● PROBLEM
Count the entries below that contain the string "circle", and give only the number.

[Element and region data]
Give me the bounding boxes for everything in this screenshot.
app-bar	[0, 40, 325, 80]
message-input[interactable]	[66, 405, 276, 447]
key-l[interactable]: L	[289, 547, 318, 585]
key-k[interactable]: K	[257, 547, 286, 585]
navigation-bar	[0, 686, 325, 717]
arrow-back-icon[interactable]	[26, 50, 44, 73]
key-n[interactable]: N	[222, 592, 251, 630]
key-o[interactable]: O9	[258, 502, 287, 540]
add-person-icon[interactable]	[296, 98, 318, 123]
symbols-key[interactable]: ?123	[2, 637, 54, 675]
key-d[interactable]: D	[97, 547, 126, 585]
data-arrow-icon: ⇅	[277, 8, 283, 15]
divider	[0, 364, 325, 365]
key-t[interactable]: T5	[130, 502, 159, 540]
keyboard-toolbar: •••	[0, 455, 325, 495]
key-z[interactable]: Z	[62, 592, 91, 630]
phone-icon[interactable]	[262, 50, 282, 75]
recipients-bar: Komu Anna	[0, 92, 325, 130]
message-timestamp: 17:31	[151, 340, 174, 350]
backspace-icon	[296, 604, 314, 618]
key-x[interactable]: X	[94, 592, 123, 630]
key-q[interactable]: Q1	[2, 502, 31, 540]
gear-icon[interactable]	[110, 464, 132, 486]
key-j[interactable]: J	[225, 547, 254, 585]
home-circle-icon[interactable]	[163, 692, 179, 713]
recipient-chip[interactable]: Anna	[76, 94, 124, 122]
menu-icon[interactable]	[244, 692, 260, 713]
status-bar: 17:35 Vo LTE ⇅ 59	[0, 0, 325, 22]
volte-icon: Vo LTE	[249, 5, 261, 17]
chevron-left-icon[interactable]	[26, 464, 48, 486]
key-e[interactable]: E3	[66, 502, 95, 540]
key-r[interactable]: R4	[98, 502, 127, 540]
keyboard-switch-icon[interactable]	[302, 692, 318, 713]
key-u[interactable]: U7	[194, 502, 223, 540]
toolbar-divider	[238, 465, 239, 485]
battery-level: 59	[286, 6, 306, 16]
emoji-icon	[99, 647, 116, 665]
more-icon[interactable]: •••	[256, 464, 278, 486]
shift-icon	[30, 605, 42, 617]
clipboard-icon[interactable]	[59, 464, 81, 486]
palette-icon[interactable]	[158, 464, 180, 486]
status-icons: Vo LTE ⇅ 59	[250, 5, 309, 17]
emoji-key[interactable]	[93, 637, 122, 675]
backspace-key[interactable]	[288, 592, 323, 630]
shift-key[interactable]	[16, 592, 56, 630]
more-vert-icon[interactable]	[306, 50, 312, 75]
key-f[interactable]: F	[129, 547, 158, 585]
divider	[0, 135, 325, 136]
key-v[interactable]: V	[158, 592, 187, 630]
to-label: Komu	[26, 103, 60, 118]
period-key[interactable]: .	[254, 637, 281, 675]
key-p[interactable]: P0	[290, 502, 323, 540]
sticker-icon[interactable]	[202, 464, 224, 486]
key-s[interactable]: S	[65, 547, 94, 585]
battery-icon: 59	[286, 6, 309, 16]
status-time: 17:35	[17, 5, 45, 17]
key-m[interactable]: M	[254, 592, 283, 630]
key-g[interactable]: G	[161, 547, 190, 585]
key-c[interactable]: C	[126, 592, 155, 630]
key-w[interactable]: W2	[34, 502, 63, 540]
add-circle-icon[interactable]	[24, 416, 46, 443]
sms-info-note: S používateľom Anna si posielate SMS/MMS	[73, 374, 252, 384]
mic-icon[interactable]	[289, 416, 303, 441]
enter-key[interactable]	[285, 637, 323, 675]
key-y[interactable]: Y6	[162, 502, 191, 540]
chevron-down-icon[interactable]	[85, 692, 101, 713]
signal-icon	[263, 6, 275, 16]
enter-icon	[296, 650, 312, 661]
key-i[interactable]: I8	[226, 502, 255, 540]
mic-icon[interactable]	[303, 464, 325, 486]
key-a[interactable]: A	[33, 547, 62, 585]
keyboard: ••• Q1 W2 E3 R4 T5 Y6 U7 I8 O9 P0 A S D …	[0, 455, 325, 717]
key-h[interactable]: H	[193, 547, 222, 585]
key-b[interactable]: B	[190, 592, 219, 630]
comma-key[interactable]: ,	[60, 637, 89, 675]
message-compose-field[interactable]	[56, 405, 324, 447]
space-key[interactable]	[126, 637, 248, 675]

● ANSWER BELOW
2